_Your instructions_
Restate the listing below word for word, omitting any images.

Collected data entries:

════════

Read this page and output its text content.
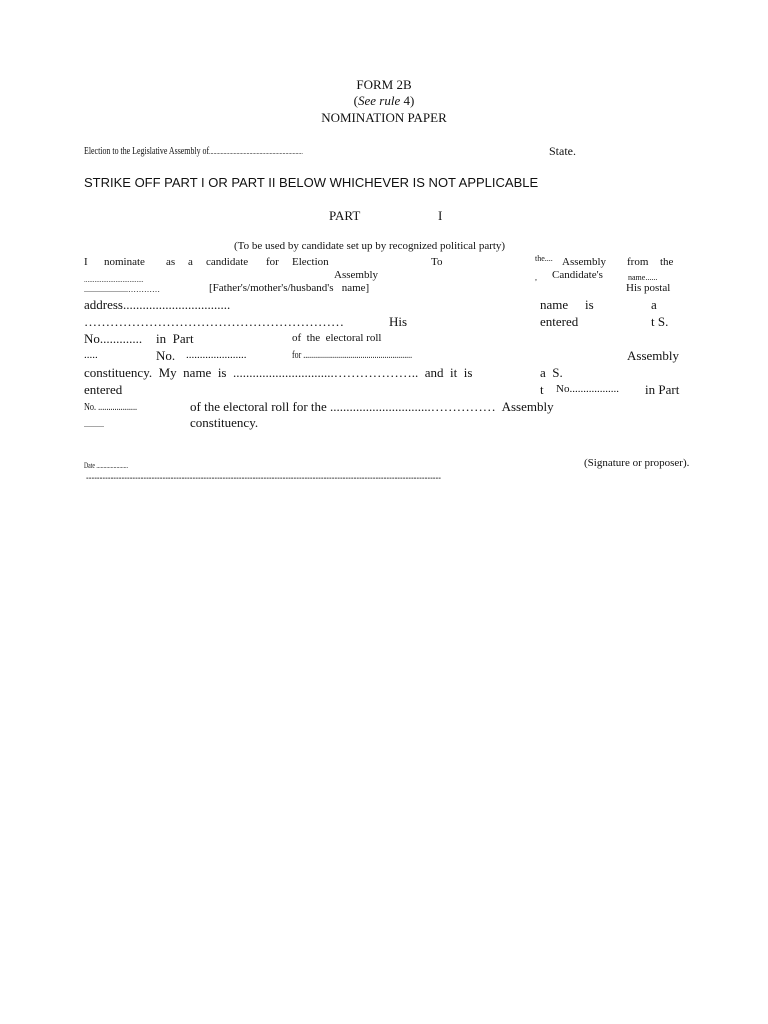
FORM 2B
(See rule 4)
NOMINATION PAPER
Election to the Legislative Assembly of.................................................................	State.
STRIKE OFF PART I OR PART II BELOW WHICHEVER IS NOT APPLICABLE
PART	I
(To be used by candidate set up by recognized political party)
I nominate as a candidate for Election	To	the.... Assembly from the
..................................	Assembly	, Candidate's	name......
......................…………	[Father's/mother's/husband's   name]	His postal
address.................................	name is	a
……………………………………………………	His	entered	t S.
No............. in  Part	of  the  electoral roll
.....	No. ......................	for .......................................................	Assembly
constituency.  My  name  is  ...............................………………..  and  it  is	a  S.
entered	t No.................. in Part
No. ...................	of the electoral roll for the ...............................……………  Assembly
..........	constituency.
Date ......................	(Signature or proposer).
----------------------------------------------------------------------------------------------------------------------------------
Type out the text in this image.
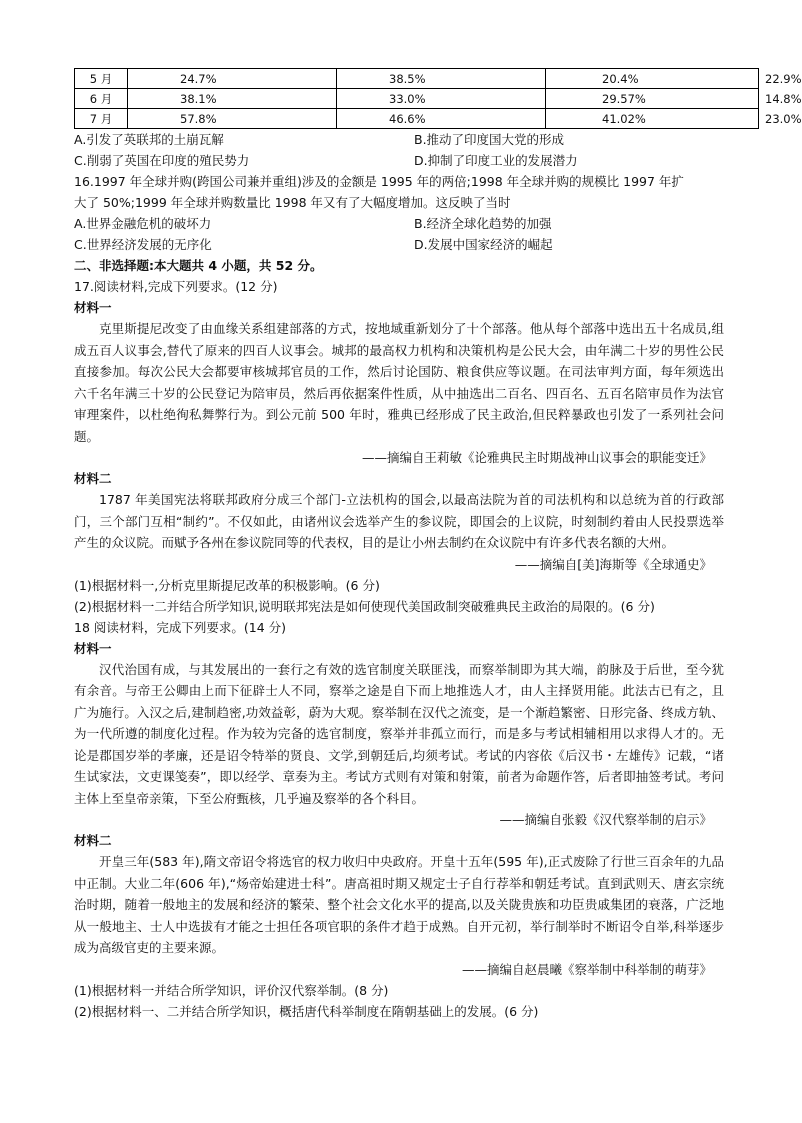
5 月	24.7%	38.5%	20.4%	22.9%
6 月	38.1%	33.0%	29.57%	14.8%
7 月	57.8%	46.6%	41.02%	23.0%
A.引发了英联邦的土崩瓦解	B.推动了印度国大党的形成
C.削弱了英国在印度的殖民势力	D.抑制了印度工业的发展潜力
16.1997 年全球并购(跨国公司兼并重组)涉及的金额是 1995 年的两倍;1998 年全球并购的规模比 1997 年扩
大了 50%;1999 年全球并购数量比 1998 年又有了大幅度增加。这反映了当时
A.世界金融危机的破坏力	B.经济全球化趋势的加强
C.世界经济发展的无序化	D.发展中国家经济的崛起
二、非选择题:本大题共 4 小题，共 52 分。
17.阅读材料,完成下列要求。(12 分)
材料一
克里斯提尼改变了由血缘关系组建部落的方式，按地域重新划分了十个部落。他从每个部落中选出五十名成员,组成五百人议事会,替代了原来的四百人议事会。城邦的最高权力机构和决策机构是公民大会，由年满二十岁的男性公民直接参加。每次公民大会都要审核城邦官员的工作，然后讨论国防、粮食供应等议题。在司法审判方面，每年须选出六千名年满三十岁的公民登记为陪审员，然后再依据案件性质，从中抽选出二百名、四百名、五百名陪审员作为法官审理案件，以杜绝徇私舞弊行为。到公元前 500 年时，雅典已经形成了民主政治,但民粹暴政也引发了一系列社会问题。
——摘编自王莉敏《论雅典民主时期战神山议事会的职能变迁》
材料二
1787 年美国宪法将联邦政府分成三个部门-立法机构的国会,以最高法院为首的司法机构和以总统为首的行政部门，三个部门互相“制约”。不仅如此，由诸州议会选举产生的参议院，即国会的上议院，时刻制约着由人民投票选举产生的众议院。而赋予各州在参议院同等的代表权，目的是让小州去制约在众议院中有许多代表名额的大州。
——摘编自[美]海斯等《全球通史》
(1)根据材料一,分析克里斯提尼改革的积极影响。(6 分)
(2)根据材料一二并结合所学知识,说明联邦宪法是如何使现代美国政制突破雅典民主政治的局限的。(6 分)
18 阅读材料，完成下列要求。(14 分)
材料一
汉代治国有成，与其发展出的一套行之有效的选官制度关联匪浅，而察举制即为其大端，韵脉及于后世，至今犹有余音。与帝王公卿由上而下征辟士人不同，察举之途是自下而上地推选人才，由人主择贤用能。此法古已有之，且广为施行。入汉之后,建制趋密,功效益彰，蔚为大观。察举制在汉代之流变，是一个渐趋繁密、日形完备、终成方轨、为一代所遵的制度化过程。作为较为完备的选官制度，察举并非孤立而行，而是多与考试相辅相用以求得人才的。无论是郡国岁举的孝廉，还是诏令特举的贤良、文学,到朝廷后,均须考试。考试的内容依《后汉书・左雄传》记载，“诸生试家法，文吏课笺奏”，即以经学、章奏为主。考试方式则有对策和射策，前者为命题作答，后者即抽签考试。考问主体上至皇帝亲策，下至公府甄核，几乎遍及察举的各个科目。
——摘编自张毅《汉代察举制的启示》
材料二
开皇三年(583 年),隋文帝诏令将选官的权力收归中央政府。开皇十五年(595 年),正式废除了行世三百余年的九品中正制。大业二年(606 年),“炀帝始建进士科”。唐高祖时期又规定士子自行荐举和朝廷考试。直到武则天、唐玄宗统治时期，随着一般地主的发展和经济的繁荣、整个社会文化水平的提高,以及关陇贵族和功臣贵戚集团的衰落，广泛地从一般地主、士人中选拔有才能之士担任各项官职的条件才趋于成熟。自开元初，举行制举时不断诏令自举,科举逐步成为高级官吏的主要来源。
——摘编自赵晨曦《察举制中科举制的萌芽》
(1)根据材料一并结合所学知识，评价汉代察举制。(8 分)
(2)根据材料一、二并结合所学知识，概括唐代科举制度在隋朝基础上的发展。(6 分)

════════

_Written answer_
Read this page and output its text content.
FORM 2B
(See rule 4)
NOMINATION PAPER
Election to the Legislative Assembly of.................................................................	State.
STRIKE OFF PART I OR PART II BELOW WHICHEVER IS NOT APPLICABLE
PART	I
(To be used by candidate set up by recognized political party)
I nominate as a candidate for Election	To	the.... Assembly from the
..................................	Assembly	, Candidate's	name......
......................…………	[Father's/mother's/husband's   name]	His postal
address.................................	name is	a
……………………………………………………	His	entered	t S.
No............. in  Part	of  the  electoral roll
.....	No. ......................	for .......................................................	Assembly
constituency.  My  name  is  ...............................………………..  and  it  is	a  S.
entered	t No.................. in Part
No. ...................	of the electoral roll for the ...............................……………  Assembly
..........	constituency.
Date ......................	(Signature or proposer).
----------------------------------------------------------------------------------------------------------------------------------
Type out the text in this image.
5 月	24.7%	38.5%	20.4%	22.9%
6 月	38.1%	33.0%	29.57%	14.8%
7 月	57.8%	46.6%	41.02%	23.0%
A.引发了英联邦的土崩瓦解	B.推动了印度国大党的形成
C.削弱了英国在印度的殖民势力	D.抑制了印度工业的发展潜力
16.1997 年全球并购(跨国公司兼并重组)涉及的金额是 1995 年的两倍;1998 年全球并购的规模比 1997 年扩
大了 50%;1999 年全球并购数量比 1998 年又有了大幅度增加。这反映了当时
A.世界金融危机的破坏力	B.经济全球化趋势的加强
C.世界经济发展的无序化	D.发展中国家经济的崛起
二、非选择题:本大题共 4 小题，共 52 分。
17.阅读材料,完成下列要求。(12 分)
材料一
克里斯提尼改变了由血缘关系组建部落的方式，按地域重新划分了十个部落。他从每个部落中选出五十名成员,组成五百人议事会,替代了原来的四百人议事会。城邦的最高权力机构和决策机构是公民大会，由年满二十岁的男性公民直接参加。每次公民大会都要审核城邦官员的工作，然后讨论国防、粮食供应等议题。在司法审判方面，每年须选出六千名年满三十岁的公民登记为陪审员，然后再依据案件性质，从中抽选出二百名、四百名、五百名陪审员作为法官审理案件，以杜绝徇私舞弊行为。到公元前 500 年时，雅典已经形成了民主政治,但民粹暴政也引发了一系列社会问题。
——摘编自王莉敏《论雅典民主时期战神山议事会的职能变迁》
材料二
1787 年美国宪法将联邦政府分成三个部门-立法机构的国会,以最高法院为首的司法机构和以总统为首的行政部门，三个部门互相“制约”。不仅如此，由诸州议会选举产生的参议院，即国会的上议院，时刻制约着由人民投票选举产生的众议院。而赋予各州在参议院同等的代表权，目的是让小州去制约在众议院中有许多代表名额的大州。
——摘编自[美]海斯等《全球通史》
(1)根据材料一,分析克里斯提尼改革的积极影响。(6 分)
(2)根据材料一二并结合所学知识,说明联邦宪法是如何使现代美国政制突破雅典民主政治的局限的。(6 分)
18 阅读材料，完成下列要求。(14 分)
材料一
汉代治国有成，与其发展出的一套行之有效的选官制度关联匪浅，而察举制即为其大端，韵脉及于后世，至今犹有余音。与帝王公卿由上而下征辟士人不同，察举之途是自下而上地推选人才，由人主择贤用能。此法古已有之，且广为施行。入汉之后,建制趋密,功效益彰，蔚为大观。察举制在汉代之流变，是一个渐趋繁密、日形完备、终成方轨、为一代所遵的制度化过程。作为较为完备的选官制度，察举并非孤立而行，而是多与考试相辅相用以求得人才的。无论是郡国岁举的孝廉，还是诏令特举的贤良、文学,到朝廷后,均须考试。考试的内容依《后汉书・左雄传》记载，“诸生试家法，文吏课笺奏”，即以经学、章奏为主。考试方式则有对策和射策，前者为命题作答，后者即抽签考试。考问主体上至皇帝亲策，下至公府甄核，几乎遍及察举的各个科目。
——摘编自张毅《汉代察举制的启示》
材料二
开皇三年(583 年),隋文帝诏令将选官的权力收归中央政府。开皇十五年(595 年),正式废除了行世三百余年的九品中正制。大业二年(606 年),“炀帝始建进士科”。唐高祖时期又规定士子自行荐举和朝廷考试。直到武则天、唐玄宗统治时期，随着一般地主的发展和经济的繁荣、整个社会文化水平的提高,以及关陇贵族和功臣贵戚集团的衰落，广泛地从一般地主、士人中选拔有才能之士担任各项官职的条件才趋于成熟。自开元初，举行制举时不断诏令自举,科举逐步成为高级官吏的主要来源。
——摘编自赵晨曦《察举制中科举制的萌芽》
(1)根据材料一并结合所学知识，评价汉代察举制。(8 分)
(2)根据材料一、二并结合所学知识，概括唐代科举制度在隋朝基础上的发展。(6 分)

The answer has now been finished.